Brief> Go through each line of the records below and count those with the word "pukul". Give only the count.

Data entries>
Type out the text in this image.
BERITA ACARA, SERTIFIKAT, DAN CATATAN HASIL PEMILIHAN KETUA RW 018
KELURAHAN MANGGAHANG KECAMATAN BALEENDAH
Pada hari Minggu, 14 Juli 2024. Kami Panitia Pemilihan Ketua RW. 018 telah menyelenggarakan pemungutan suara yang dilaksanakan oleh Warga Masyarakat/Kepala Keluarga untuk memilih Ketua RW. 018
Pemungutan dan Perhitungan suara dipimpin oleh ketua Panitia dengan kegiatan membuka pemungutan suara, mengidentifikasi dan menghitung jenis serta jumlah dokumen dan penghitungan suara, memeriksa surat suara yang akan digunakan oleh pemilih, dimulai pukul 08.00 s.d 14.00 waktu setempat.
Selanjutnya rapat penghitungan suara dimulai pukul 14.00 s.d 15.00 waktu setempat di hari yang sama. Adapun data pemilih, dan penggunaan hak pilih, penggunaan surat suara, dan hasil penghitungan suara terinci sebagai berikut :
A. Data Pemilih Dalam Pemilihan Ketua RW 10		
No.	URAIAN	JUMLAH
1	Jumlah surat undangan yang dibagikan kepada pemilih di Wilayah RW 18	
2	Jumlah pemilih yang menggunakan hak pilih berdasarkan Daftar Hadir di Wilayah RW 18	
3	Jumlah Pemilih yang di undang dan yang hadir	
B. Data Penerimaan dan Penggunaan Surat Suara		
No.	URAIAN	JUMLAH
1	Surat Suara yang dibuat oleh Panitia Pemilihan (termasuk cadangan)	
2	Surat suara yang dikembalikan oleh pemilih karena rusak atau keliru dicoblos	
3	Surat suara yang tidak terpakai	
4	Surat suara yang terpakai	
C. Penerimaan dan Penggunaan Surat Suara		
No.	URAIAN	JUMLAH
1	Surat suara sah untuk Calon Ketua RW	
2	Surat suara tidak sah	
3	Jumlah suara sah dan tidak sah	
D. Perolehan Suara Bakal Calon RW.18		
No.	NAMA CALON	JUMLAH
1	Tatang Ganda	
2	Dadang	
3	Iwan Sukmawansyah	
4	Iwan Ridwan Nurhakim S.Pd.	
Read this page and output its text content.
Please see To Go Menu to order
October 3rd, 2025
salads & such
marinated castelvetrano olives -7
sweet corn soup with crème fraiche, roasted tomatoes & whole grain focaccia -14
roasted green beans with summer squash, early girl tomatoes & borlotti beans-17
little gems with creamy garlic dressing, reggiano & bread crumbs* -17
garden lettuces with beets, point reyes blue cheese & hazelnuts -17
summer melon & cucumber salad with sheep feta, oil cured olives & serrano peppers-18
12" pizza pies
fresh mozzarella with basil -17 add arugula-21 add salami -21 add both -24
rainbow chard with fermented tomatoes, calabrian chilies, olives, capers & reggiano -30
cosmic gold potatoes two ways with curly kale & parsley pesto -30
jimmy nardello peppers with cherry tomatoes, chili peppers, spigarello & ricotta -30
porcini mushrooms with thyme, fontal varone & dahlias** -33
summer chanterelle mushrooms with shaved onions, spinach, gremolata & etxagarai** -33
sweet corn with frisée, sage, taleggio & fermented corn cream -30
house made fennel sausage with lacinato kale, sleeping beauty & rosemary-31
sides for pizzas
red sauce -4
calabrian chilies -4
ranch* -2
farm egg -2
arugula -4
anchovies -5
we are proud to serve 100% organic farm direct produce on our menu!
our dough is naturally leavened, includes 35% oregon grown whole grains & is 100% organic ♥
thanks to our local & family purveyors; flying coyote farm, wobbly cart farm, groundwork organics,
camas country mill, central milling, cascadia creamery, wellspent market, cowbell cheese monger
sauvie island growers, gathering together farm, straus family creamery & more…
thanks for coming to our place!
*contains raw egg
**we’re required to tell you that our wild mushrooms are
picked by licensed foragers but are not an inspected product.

Problem solution> 2